* **Directive**:
Lines containing "Ordner" are to be counted. Give the number and nothing more.

[Collected data entries]
** BEGIN **

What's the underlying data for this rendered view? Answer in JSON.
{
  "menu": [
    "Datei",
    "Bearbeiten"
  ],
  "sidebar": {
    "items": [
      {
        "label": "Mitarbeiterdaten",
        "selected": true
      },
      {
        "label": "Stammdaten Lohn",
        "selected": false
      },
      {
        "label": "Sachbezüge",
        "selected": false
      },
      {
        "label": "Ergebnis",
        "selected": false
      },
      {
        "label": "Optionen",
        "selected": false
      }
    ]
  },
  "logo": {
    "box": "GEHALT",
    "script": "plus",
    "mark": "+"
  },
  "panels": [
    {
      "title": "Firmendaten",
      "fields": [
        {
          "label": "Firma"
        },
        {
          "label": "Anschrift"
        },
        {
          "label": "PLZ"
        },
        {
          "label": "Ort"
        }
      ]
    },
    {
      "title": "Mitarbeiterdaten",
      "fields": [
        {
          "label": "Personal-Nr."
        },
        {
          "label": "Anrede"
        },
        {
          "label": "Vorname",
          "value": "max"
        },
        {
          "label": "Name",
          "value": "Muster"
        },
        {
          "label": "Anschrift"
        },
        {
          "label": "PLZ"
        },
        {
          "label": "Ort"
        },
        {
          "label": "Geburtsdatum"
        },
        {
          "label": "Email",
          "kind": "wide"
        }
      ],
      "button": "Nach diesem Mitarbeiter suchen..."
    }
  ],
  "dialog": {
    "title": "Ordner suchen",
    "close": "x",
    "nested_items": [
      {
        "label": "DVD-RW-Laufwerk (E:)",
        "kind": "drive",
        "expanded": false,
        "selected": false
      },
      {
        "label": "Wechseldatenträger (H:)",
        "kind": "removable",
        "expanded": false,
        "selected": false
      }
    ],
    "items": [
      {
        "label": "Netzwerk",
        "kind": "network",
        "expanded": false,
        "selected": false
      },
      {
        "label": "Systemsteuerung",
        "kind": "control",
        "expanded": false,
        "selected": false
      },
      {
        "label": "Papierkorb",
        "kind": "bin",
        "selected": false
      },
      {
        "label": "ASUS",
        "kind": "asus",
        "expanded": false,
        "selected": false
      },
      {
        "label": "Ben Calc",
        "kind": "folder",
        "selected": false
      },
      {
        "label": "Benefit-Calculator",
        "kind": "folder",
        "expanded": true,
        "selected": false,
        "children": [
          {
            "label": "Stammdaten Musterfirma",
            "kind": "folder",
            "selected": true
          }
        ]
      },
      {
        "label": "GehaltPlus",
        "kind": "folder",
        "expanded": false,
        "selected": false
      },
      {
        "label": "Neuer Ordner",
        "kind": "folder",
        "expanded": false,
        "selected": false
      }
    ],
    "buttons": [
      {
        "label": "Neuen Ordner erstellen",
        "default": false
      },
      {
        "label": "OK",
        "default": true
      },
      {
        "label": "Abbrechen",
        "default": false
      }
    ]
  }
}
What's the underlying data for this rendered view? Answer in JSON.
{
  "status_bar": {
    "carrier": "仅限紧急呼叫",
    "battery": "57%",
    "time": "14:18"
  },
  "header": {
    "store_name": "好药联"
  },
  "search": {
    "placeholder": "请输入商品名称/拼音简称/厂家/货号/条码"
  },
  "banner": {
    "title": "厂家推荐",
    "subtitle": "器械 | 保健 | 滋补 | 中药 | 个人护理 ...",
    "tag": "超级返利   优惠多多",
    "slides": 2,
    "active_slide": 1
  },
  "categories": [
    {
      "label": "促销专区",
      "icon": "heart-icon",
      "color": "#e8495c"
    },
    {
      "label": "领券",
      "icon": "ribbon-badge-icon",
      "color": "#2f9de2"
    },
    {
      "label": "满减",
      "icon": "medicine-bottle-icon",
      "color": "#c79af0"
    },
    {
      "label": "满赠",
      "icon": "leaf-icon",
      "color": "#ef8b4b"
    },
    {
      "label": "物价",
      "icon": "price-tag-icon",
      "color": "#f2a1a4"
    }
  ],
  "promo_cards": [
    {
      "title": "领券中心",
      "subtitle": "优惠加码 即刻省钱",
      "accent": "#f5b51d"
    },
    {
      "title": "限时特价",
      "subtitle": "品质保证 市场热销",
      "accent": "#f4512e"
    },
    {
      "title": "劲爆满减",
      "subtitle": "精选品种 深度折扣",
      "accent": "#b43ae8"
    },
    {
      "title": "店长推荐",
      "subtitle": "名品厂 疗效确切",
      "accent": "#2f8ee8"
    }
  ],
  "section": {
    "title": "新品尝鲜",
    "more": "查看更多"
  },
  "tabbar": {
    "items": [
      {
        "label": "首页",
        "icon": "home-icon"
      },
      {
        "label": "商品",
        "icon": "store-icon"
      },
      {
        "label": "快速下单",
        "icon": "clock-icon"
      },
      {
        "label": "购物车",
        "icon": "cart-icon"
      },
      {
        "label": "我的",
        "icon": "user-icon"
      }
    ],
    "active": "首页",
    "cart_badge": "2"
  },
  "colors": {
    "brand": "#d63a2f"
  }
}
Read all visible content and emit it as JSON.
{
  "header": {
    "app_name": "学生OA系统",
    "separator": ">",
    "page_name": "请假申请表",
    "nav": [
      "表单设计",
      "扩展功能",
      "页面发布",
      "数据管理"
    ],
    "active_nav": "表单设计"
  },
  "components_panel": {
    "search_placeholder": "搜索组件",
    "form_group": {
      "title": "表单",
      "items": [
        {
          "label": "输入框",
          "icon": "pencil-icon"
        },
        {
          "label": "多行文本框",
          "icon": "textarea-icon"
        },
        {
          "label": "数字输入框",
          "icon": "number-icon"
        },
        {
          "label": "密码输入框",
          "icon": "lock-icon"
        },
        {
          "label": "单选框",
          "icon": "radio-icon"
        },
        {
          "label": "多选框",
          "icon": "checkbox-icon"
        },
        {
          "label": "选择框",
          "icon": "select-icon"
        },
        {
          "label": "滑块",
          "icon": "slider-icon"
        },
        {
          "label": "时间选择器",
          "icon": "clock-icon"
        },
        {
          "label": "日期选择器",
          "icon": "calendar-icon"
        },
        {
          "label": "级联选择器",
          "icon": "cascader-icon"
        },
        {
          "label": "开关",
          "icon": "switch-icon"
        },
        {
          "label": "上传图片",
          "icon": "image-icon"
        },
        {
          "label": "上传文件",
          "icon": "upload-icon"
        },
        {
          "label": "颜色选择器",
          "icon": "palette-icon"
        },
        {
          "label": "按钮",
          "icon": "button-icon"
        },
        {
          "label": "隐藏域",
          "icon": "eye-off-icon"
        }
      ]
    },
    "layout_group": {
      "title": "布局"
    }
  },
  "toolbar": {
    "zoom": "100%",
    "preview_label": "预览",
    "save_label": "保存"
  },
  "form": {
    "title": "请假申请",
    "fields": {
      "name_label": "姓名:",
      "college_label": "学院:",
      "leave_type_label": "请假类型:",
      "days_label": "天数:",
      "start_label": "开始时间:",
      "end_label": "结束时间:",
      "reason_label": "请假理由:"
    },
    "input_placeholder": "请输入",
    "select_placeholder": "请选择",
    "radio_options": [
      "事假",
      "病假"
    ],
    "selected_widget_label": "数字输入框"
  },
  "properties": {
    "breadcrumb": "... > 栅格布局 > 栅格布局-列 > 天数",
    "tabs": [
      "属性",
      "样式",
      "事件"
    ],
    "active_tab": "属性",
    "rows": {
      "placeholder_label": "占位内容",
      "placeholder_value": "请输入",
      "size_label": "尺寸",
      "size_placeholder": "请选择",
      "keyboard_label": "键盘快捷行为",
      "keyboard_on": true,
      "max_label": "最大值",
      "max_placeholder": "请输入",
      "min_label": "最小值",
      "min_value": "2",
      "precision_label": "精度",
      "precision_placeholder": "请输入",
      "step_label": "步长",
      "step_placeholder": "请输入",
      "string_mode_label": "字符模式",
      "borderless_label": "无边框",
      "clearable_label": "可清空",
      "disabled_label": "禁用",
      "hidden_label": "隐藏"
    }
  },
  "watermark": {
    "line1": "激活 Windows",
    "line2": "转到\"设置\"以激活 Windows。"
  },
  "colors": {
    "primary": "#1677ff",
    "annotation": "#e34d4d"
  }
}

** END **

* **Reply to the exercise**:
3